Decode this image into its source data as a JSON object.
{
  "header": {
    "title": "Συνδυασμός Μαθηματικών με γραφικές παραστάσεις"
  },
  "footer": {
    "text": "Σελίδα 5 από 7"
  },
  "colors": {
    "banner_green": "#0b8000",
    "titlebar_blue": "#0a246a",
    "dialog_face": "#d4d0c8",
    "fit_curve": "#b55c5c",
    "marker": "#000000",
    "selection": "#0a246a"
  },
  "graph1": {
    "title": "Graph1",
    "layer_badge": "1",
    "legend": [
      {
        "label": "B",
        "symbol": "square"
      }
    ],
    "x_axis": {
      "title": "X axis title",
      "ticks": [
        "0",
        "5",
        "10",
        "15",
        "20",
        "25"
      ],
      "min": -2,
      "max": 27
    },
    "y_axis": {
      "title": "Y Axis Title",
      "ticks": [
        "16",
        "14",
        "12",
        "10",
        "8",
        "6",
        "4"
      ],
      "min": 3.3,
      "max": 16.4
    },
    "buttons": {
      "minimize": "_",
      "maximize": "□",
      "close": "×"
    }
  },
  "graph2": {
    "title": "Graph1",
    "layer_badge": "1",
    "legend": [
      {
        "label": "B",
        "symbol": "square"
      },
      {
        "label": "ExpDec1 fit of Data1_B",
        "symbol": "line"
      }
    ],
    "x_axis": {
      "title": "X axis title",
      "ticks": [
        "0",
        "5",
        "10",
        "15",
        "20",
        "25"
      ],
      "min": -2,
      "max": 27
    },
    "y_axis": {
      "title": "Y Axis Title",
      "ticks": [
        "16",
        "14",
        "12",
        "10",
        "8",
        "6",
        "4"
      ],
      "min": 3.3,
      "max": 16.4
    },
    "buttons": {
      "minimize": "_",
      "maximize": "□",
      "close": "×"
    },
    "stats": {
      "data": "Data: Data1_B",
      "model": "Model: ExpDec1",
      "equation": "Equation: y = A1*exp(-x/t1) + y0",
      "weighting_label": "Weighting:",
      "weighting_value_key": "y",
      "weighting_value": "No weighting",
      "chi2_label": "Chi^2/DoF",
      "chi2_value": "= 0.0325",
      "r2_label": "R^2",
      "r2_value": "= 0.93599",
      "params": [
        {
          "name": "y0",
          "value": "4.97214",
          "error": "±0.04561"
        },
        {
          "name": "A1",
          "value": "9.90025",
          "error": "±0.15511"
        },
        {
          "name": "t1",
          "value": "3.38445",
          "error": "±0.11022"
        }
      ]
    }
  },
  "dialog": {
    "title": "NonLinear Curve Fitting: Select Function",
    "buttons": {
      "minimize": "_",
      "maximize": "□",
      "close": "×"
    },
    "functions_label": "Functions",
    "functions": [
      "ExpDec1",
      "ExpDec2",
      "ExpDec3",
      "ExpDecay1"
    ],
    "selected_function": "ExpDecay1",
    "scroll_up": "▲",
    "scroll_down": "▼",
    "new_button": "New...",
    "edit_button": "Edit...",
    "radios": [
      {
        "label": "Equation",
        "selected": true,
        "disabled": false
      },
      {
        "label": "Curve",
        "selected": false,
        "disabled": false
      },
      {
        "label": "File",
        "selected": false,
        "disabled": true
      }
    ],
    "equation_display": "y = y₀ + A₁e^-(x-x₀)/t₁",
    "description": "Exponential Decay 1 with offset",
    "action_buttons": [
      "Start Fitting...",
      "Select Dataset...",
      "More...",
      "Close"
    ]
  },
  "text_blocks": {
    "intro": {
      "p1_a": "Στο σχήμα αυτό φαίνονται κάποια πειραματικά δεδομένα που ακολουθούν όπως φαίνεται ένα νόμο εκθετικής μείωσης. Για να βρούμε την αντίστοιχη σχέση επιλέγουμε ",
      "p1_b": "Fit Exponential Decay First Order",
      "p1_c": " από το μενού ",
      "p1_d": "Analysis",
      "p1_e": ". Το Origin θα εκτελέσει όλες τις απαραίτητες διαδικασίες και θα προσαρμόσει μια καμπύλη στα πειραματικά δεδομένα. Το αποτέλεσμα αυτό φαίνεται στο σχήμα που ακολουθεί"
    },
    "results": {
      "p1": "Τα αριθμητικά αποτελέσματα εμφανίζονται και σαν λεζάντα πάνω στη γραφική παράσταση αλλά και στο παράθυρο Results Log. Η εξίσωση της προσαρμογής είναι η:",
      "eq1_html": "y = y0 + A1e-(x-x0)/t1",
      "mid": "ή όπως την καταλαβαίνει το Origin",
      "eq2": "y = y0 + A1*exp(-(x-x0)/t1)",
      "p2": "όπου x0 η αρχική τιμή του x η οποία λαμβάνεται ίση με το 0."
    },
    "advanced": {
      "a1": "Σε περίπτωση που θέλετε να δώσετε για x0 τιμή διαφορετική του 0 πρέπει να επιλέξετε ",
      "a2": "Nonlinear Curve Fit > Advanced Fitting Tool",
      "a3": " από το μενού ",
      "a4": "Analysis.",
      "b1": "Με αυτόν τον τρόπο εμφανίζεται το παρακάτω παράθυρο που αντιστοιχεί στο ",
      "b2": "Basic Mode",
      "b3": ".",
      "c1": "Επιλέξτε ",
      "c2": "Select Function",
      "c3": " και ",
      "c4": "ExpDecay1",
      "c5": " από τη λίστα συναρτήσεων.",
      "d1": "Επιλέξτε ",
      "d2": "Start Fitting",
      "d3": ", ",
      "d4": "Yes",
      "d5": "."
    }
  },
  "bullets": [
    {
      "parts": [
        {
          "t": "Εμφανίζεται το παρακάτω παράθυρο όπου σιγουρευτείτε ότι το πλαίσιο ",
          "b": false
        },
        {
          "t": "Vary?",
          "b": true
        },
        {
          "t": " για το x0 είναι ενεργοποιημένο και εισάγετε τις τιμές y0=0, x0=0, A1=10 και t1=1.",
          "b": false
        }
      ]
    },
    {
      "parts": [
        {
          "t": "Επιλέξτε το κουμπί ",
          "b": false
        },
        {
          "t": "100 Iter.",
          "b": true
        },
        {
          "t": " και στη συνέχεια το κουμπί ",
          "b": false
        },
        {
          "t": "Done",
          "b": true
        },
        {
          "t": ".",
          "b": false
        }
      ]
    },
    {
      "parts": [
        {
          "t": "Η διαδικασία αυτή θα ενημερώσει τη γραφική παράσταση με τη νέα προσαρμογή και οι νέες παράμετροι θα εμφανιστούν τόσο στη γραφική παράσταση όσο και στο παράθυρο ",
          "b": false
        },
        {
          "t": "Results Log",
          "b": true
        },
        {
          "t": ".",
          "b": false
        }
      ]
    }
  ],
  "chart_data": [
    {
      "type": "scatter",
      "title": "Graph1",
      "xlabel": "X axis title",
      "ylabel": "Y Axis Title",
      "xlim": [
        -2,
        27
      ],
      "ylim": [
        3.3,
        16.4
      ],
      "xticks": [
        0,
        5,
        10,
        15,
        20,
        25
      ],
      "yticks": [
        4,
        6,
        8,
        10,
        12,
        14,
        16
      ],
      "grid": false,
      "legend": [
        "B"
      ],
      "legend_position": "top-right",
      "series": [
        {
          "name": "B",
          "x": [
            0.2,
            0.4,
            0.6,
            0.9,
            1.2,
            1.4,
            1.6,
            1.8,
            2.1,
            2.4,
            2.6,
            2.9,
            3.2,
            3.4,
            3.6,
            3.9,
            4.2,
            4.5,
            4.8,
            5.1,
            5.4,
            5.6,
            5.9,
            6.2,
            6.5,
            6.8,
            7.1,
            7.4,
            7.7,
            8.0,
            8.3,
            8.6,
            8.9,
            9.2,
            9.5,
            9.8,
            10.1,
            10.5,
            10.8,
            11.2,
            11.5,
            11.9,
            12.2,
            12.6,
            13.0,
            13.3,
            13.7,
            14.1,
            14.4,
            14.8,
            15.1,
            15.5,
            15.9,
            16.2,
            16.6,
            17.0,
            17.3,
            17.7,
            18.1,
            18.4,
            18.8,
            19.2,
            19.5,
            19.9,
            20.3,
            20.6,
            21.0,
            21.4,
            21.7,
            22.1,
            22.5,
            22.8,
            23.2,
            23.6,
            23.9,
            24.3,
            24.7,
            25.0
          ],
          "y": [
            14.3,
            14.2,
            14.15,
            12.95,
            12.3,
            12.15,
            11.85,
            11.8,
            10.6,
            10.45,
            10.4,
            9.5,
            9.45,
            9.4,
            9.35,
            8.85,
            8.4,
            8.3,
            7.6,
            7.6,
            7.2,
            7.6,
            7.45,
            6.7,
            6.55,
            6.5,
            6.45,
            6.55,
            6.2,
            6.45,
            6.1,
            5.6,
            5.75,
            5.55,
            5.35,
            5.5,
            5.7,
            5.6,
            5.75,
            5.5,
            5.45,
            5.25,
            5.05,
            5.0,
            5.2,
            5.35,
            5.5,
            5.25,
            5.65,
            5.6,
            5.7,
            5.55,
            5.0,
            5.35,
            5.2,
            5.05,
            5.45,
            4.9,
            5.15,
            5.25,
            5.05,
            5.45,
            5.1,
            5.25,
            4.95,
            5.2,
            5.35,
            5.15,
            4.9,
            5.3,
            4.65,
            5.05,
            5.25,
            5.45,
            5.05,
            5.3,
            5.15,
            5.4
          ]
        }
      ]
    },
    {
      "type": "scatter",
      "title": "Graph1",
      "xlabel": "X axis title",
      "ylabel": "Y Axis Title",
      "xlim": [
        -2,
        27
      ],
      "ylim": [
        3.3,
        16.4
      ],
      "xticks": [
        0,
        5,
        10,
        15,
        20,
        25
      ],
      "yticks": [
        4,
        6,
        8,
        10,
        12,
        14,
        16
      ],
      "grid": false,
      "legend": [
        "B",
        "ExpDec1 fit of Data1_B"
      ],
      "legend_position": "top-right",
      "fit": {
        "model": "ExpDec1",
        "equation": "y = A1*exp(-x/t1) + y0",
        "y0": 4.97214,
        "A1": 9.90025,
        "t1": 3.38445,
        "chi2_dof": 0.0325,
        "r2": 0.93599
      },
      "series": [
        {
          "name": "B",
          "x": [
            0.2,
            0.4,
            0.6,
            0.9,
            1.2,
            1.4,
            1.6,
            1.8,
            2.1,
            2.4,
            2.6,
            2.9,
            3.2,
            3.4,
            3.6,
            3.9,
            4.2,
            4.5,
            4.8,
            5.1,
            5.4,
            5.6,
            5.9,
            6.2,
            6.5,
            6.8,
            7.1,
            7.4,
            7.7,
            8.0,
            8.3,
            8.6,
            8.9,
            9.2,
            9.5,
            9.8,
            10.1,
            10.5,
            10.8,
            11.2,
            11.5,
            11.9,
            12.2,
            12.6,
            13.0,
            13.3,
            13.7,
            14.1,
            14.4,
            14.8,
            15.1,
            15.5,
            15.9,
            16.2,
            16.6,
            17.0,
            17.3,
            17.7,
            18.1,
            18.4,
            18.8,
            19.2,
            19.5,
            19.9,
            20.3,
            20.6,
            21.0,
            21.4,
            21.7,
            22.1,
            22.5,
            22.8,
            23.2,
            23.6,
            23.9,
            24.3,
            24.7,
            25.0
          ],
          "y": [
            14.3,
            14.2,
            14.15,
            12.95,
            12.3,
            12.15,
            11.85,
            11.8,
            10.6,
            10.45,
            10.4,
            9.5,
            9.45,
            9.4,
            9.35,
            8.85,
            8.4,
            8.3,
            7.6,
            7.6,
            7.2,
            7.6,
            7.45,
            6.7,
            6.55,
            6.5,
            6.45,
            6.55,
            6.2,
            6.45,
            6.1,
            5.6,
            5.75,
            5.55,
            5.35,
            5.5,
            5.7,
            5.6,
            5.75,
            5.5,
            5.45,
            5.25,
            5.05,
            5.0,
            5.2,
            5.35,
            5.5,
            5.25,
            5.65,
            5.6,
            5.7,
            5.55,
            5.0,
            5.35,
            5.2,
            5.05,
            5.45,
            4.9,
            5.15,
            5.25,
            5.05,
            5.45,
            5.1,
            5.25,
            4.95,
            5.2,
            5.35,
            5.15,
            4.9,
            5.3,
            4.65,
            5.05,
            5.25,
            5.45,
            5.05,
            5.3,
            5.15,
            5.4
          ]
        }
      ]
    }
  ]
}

*WORK TO DO*: Pick out the lines that contain "παρακάτω" and copy them.

*EXERCISE ANSWER*:
      "b1": "Με αυτόν τον τρόπο εμφανίζεται το παρακάτω παράθυρο που αντιστοιχεί στο ",
          "t": "Εμφανίζεται το παρακάτω παράθυρο όπου σιγουρευτείτε ότι το πλαίσιο ",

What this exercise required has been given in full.